§ **TASK**
Keep every line where the word "name" appears; drop the rest.
--------------------
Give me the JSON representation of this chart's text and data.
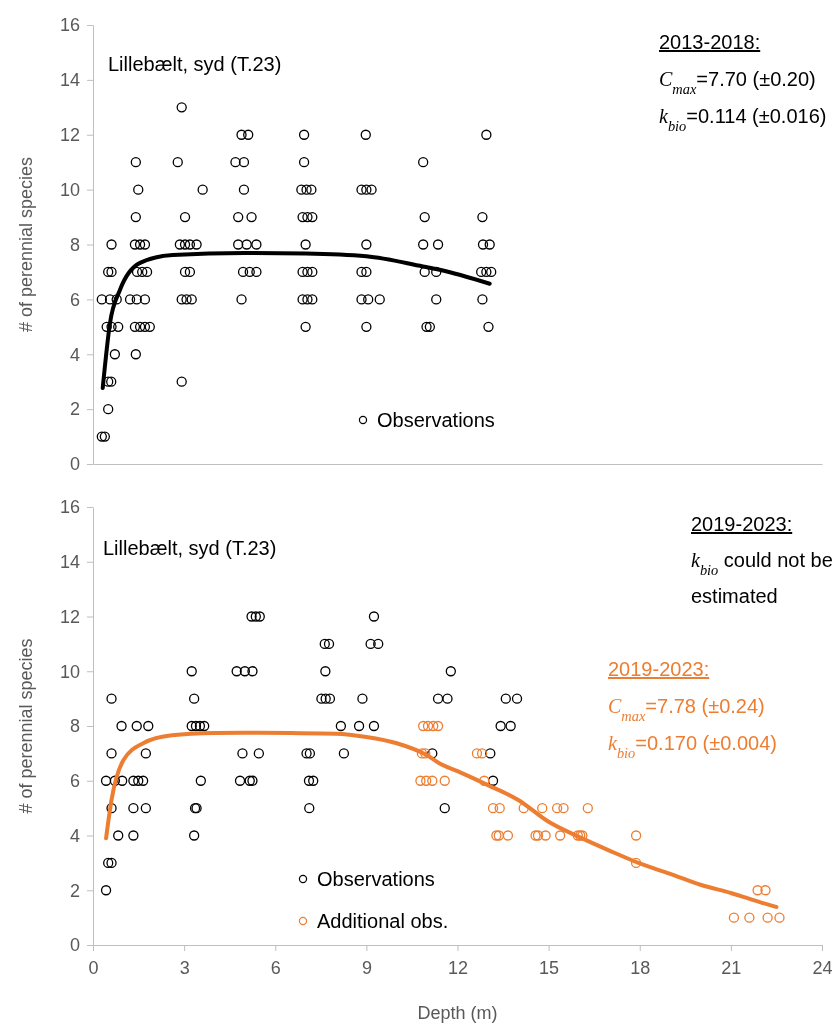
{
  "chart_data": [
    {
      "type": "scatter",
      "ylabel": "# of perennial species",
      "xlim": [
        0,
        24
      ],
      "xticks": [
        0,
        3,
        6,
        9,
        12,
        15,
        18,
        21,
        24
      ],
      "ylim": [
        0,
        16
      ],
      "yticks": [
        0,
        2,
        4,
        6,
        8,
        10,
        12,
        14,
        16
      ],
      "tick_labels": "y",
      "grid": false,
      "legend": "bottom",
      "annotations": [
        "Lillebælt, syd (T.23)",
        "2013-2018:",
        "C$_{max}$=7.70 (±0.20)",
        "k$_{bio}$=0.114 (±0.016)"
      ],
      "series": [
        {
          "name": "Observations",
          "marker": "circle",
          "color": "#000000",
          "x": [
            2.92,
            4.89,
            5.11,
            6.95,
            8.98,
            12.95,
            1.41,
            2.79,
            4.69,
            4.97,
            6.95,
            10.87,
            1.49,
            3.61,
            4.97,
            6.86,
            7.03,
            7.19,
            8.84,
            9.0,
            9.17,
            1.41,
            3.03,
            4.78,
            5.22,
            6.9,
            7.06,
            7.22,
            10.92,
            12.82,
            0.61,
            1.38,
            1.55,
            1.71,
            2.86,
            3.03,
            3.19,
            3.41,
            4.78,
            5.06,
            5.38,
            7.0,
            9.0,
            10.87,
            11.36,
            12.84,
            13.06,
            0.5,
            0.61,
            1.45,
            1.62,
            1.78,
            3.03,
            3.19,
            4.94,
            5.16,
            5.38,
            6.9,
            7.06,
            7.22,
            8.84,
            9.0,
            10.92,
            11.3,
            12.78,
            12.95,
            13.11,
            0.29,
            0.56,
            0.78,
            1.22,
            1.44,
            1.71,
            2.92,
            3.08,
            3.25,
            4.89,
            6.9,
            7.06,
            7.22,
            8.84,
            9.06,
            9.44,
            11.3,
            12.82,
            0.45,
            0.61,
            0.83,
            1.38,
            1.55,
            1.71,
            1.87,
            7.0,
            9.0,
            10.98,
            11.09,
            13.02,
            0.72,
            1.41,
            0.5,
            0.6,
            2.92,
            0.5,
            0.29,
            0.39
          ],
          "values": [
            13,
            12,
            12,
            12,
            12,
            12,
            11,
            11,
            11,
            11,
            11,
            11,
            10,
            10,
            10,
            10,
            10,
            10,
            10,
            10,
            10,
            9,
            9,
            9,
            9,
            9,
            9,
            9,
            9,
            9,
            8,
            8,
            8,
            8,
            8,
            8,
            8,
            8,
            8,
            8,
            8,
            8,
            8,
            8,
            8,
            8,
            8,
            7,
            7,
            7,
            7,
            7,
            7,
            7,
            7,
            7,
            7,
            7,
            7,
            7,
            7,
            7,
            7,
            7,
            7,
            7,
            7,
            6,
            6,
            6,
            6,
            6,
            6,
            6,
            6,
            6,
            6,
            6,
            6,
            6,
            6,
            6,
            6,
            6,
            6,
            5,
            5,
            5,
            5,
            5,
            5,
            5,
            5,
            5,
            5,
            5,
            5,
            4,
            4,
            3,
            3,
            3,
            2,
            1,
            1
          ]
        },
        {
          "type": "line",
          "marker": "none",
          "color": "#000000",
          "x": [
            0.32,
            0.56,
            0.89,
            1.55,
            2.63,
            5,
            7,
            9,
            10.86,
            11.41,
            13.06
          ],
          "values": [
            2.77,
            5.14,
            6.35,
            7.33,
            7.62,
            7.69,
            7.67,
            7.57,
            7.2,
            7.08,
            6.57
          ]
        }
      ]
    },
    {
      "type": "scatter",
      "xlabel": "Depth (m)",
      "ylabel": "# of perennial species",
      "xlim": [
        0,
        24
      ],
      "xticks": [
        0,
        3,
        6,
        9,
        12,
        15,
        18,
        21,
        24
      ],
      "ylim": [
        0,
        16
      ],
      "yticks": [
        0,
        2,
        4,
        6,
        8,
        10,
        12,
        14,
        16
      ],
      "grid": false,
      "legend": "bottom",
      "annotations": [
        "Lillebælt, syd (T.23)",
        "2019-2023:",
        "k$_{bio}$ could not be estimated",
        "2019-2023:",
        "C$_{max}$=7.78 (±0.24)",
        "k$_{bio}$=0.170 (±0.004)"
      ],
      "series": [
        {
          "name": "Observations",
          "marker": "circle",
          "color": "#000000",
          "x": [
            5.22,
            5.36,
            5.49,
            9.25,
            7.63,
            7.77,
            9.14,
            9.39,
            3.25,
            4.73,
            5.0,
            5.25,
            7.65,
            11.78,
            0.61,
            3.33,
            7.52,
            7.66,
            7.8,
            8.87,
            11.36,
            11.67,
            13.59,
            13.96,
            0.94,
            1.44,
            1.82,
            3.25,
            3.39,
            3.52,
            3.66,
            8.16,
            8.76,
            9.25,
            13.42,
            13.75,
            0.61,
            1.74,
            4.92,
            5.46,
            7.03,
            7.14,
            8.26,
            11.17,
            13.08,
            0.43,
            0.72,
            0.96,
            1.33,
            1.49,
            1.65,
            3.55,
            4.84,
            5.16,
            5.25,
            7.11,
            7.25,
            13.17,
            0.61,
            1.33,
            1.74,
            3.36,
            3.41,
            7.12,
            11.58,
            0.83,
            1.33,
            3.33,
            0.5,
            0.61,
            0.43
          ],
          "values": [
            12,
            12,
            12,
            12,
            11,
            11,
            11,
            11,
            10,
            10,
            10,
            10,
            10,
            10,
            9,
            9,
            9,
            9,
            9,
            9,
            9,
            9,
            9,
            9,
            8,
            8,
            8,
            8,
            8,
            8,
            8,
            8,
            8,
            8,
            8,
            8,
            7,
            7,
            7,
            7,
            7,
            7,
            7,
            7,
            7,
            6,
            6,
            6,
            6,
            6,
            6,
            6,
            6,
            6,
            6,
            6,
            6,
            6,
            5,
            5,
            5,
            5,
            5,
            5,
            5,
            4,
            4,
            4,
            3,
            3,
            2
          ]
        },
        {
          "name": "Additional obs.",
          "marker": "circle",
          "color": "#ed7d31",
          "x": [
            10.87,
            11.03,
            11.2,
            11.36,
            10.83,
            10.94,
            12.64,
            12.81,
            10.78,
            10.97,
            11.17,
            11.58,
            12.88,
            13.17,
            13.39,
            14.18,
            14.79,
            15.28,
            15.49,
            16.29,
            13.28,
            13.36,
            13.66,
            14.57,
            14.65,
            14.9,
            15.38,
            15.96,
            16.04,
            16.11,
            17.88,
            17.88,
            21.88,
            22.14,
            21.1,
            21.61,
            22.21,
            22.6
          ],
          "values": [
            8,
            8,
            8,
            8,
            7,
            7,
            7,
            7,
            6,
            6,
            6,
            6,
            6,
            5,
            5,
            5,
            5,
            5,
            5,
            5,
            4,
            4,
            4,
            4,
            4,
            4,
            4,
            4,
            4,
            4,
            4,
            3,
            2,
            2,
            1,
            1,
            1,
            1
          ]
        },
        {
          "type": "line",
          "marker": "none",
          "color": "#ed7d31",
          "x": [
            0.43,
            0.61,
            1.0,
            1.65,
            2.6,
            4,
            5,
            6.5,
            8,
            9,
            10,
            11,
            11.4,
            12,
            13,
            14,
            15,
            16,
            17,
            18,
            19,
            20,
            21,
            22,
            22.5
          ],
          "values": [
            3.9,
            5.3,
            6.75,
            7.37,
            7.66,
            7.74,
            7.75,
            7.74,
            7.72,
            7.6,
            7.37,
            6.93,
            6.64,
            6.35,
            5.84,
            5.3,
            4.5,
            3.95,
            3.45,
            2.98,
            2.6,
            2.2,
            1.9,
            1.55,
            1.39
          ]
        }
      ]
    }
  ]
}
--------------------
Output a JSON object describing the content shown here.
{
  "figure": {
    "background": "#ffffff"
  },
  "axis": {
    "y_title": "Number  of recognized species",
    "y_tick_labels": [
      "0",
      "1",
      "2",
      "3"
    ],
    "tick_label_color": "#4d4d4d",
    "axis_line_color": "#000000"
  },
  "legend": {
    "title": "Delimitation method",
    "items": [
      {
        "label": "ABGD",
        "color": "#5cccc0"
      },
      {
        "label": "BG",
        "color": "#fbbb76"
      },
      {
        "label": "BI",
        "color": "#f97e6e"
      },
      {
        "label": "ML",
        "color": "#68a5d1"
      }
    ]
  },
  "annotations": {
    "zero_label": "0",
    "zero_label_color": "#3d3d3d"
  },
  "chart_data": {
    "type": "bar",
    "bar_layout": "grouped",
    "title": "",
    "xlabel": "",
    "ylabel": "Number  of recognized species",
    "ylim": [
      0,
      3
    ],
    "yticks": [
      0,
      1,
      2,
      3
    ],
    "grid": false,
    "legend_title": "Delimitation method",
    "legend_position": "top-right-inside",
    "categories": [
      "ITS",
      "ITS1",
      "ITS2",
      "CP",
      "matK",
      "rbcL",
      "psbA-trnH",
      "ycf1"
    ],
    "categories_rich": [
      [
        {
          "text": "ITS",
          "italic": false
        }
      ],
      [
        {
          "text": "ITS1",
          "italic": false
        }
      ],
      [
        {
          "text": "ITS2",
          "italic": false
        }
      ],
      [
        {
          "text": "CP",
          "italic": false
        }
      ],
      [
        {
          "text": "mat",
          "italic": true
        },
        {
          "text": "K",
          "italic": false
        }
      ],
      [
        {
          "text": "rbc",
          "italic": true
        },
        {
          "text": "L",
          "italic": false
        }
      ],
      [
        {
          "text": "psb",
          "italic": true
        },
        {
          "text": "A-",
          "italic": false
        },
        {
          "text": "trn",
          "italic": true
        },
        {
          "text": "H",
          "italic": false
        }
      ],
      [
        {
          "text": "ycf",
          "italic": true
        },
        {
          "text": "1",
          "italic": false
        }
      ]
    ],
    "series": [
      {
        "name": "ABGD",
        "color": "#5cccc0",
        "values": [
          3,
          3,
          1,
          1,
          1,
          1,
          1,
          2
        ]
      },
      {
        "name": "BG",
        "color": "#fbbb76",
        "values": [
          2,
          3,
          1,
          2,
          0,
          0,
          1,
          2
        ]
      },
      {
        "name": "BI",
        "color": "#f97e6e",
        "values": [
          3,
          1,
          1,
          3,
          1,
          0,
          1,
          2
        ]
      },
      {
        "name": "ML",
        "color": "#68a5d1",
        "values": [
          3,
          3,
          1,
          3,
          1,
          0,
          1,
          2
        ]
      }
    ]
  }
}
--------------------
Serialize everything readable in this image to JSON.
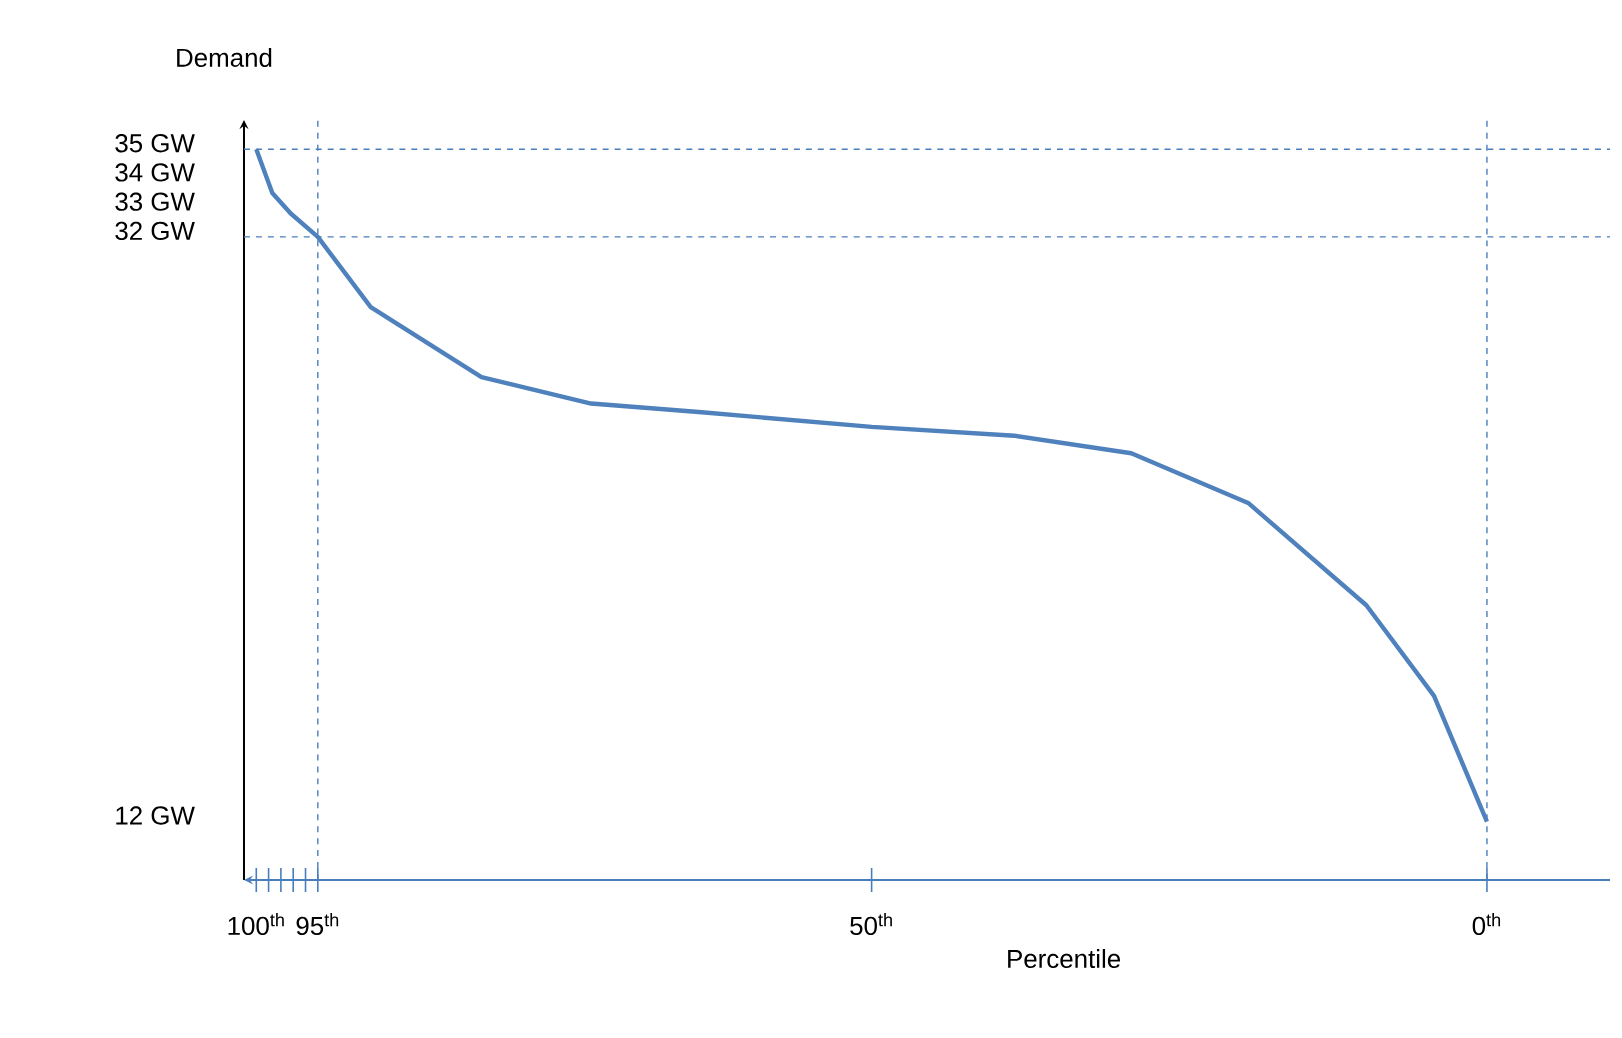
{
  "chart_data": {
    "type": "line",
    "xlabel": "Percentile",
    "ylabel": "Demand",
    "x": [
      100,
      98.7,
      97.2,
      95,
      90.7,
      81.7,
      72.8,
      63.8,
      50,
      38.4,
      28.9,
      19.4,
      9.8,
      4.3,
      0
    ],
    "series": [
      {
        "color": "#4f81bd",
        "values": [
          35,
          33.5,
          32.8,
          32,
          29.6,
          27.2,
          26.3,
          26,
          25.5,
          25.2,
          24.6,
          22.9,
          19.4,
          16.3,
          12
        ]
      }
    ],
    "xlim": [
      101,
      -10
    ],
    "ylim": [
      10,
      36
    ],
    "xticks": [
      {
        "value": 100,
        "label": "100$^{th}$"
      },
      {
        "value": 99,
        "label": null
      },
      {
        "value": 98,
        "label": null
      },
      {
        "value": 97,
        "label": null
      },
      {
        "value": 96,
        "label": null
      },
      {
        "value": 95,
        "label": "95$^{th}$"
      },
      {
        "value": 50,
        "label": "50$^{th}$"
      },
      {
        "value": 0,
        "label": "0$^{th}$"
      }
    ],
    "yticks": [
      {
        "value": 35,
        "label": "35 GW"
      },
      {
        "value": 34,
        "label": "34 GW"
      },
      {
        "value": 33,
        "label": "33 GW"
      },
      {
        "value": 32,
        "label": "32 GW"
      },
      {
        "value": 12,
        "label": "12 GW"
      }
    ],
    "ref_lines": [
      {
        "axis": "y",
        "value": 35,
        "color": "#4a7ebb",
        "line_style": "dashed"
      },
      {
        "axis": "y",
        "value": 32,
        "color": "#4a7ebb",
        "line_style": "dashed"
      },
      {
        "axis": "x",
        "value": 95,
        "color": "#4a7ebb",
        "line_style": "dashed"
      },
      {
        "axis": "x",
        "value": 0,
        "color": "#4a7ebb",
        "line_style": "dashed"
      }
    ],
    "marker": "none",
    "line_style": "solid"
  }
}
--------------------
§ **RESPONSE TO THE TASK**
          "name": "Observations",
          "name": "Observations",
          "name": "Additional obs.",
        "name": "ABGD",
        "name": "BG",
        "name": "BI",
        "name": "ML",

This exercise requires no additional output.